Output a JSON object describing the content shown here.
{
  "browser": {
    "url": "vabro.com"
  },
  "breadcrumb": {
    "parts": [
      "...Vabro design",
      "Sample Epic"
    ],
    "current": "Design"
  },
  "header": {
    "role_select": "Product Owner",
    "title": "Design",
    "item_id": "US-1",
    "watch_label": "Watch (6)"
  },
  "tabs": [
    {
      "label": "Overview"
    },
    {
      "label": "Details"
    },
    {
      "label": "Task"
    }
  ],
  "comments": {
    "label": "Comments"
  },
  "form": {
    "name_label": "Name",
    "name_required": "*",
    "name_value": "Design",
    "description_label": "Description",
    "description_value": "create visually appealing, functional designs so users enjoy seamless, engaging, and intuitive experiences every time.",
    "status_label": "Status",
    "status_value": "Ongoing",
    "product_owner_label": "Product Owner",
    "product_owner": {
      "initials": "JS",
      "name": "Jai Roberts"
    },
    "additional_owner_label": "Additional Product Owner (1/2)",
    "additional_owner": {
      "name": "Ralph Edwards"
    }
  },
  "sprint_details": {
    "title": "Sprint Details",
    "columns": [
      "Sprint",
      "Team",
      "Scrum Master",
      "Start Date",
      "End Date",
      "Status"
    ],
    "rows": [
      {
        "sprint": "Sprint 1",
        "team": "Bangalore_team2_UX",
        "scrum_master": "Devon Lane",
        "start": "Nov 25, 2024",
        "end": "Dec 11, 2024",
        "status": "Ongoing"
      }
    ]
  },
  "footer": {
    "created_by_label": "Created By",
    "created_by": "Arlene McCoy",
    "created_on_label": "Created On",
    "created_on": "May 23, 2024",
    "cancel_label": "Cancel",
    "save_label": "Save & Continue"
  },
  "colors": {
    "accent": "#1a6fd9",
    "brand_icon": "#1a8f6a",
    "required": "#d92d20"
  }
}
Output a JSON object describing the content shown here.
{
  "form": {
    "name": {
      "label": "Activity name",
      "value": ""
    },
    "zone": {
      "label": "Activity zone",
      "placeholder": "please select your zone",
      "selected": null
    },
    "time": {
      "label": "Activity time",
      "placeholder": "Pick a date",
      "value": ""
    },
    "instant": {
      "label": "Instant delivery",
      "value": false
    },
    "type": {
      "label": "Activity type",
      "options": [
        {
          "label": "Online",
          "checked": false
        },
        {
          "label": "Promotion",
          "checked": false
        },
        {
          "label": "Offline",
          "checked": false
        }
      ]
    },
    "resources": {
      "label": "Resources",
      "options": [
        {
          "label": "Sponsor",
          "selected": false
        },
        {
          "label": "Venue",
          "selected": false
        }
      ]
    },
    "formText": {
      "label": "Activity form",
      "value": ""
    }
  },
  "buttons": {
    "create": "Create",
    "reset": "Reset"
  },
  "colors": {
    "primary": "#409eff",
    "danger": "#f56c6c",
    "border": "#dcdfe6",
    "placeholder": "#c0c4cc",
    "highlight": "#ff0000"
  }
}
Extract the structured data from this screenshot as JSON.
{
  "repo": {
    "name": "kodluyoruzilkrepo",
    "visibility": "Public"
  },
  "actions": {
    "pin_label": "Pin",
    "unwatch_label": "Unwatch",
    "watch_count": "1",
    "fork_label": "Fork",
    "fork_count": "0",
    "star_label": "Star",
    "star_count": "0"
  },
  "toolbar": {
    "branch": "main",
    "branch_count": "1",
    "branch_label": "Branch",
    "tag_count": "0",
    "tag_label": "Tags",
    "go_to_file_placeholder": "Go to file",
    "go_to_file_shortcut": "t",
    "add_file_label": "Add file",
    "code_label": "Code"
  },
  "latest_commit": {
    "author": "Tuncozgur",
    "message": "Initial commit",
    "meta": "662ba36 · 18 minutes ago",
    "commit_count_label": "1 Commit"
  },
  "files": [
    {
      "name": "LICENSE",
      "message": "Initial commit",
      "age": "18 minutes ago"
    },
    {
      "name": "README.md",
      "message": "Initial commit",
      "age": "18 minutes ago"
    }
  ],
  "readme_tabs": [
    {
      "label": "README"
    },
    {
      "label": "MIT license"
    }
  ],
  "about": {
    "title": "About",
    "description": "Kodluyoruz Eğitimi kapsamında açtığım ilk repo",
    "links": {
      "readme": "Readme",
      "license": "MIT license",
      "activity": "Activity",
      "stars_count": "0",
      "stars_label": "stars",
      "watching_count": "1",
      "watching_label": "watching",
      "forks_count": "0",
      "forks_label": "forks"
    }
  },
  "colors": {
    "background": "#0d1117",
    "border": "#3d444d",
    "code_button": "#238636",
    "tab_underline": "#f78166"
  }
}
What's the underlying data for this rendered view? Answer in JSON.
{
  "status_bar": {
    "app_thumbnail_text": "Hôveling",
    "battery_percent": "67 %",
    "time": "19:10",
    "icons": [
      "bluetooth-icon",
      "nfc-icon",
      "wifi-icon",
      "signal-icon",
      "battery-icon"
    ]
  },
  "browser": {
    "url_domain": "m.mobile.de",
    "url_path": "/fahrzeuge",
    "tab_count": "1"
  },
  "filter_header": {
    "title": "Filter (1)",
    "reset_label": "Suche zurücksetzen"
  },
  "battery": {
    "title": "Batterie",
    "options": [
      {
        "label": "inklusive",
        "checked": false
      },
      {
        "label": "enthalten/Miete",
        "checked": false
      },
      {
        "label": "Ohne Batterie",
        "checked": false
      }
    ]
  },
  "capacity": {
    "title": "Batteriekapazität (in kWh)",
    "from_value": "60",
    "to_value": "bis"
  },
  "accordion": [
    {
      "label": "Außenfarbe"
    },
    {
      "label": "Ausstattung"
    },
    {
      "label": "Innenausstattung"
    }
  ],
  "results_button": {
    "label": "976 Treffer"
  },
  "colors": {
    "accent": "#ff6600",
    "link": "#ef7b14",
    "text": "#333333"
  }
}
--------------------------------------------------
> Exercise goal:
Output every line above without altering anything.

> Solution for this problem:
Output a JSON object describing the content shown here.
{
  "browser": {
    "url": "vabro.com"
  },
  "breadcrumb": {
    "parts": [
      "...Vabro design",
      "Sample Epic"
    ],
    "current": "Design"
  },
  "header": {
    "role_select": "Product Owner",
    "title": "Design",
    "item_id": "US-1",
    "watch_label": "Watch (6)"
  },
  "tabs": [
    {
      "label": "Overview"
    },
    {
      "label": "Details"
    },
    {
      "label": "Task"
    }
  ],
  "comments": {
    "label": "Comments"
  },
  "form": {
    "name_label": "Name",
    "name_required": "*",
    "name_value": "Design",
    "description_label": "Description",
    "description_value": "create visually appealing, functional designs so users enjoy seamless, engaging, and intuitive experiences every time.",
    "status_label": "Status",
    "status_value": "Ongoing",
    "product_owner_label": "Product Owner",
    "product_owner": {
      "initials": "JS",
      "name": "Jai Roberts"
    },
    "additional_owner_label": "Additional Product Owner (1/2)",
    "additional_owner": {
      "name": "Ralph Edwards"
    }
  },
  "sprint_details": {
    "title": "Sprint Details",
    "columns": [
      "Sprint",
      "Team",
      "Scrum Master",
      "Start Date",
      "End Date",
      "Status"
    ],
    "rows": [
      {
        "sprint": "Sprint 1",
        "team": "Bangalore_team2_UX",
        "scrum_master": "Devon Lane",
        "start": "Nov 25, 2024",
        "end": "Dec 11, 2024",
        "status": "Ongoing"
      }
    ]
  },
  "footer": {
    "created_by_label": "Created By",
    "created_by": "Arlene McCoy",
    "created_on_label": "Created On",
    "created_on": "May 23, 2024",
    "cancel_label": "Cancel",
    "save_label": "Save & Continue"
  },
  "colors": {
    "accent": "#1a6fd9",
    "brand_icon": "#1a8f6a",
    "required": "#d92d20"
  }
}
Output a JSON object describing the content shown here.
{
  "form": {
    "name": {
      "label": "Activity name",
      "value": ""
    },
    "zone": {
      "label": "Activity zone",
      "placeholder": "please select your zone",
      "selected": null
    },
    "time": {
      "label": "Activity time",
      "placeholder": "Pick a date",
      "value": ""
    },
    "instant": {
      "label": "Instant delivery",
      "value": false
    },
    "type": {
      "label": "Activity type",
      "options": [
        {
          "label": "Online",
          "checked": false
        },
        {
          "label": "Promotion",
          "checked": false
        },
        {
          "label": "Offline",
          "checked": false
        }
      ]
    },
    "resources": {
      "label": "Resources",
      "options": [
        {
          "label": "Sponsor",
          "selected": false
        },
        {
          "label": "Venue",
          "selected": false
        }
      ]
    },
    "formText": {
      "label": "Activity form",
      "value": ""
    }
  },
  "buttons": {
    "create": "Create",
    "reset": "Reset"
  },
  "colors": {
    "primary": "#409eff",
    "danger": "#f56c6c",
    "border": "#dcdfe6",
    "placeholder": "#c0c4cc",
    "highlight": "#ff0000"
  }
}
Extract the structured data from this screenshot as JSON.
{
  "repo": {
    "name": "kodluyoruzilkrepo",
    "visibility": "Public"
  },
  "actions": {
    "pin_label": "Pin",
    "unwatch_label": "Unwatch",
    "watch_count": "1",
    "fork_label": "Fork",
    "fork_count": "0",
    "star_label": "Star",
    "star_count": "0"
  },
  "toolbar": {
    "branch": "main",
    "branch_count": "1",
    "branch_label": "Branch",
    "tag_count": "0",
    "tag_label": "Tags",
    "go_to_file_placeholder": "Go to file",
    "go_to_file_shortcut": "t",
    "add_file_label": "Add file",
    "code_label": "Code"
  },
  "latest_commit": {
    "author": "Tuncozgur",
    "message": "Initial commit",
    "meta": "662ba36 · 18 minutes ago",
    "commit_count_label": "1 Commit"
  },
  "files": [
    {
      "name": "LICENSE",
      "message": "Initial commit",
      "age": "18 minutes ago"
    },
    {
      "name": "README.md",
      "message": "Initial commit",
      "age": "18 minutes ago"
    }
  ],
  "readme_tabs": [
    {
      "label": "README"
    },
    {
      "label": "MIT license"
    }
  ],
  "about": {
    "title": "About",
    "description": "Kodluyoruz Eğitimi kapsamında açtığım ilk repo",
    "links": {
      "readme": "Readme",
      "license": "MIT license",
      "activity": "Activity",
      "stars_count": "0",
      "stars_label": "stars",
      "watching_count": "1",
      "watching_label": "watching",
      "forks_count": "0",
      "forks_label": "forks"
    }
  },
  "colors": {
    "background": "#0d1117",
    "border": "#3d444d",
    "code_button": "#238636",
    "tab_underline": "#f78166"
  }
}
What's the underlying data for this rendered view? Answer in JSON.
{
  "status_bar": {
    "app_thumbnail_text": "Hôveling",
    "battery_percent": "67 %",
    "time": "19:10",
    "icons": [
      "bluetooth-icon",
      "nfc-icon",
      "wifi-icon",
      "signal-icon",
      "battery-icon"
    ]
  },
  "browser": {
    "url_domain": "m.mobile.de",
    "url_path": "/fahrzeuge",
    "tab_count": "1"
  },
  "filter_header": {
    "title": "Filter (1)",
    "reset_label": "Suche zurücksetzen"
  },
  "battery": {
    "title": "Batterie",
    "options": [
      {
        "label": "inklusive",
        "checked": false
      },
      {
        "label": "enthalten/Miete",
        "checked": false
      },
      {
        "label": "Ohne Batterie",
        "checked": false
      }
    ]
  },
  "capacity": {
    "title": "Batteriekapazität (in kWh)",
    "from_value": "60",
    "to_value": "bis"
  },
  "accordion": [
    {
      "label": "Außenfarbe"
    },
    {
      "label": "Ausstattung"
    },
    {
      "label": "Innenausstattung"
    }
  ],
  "results_button": {
    "label": "976 Treffer"
  },
  "colors": {
    "accent": "#ff6600",
    "link": "#ef7b14",
    "text": "#333333"
  }
}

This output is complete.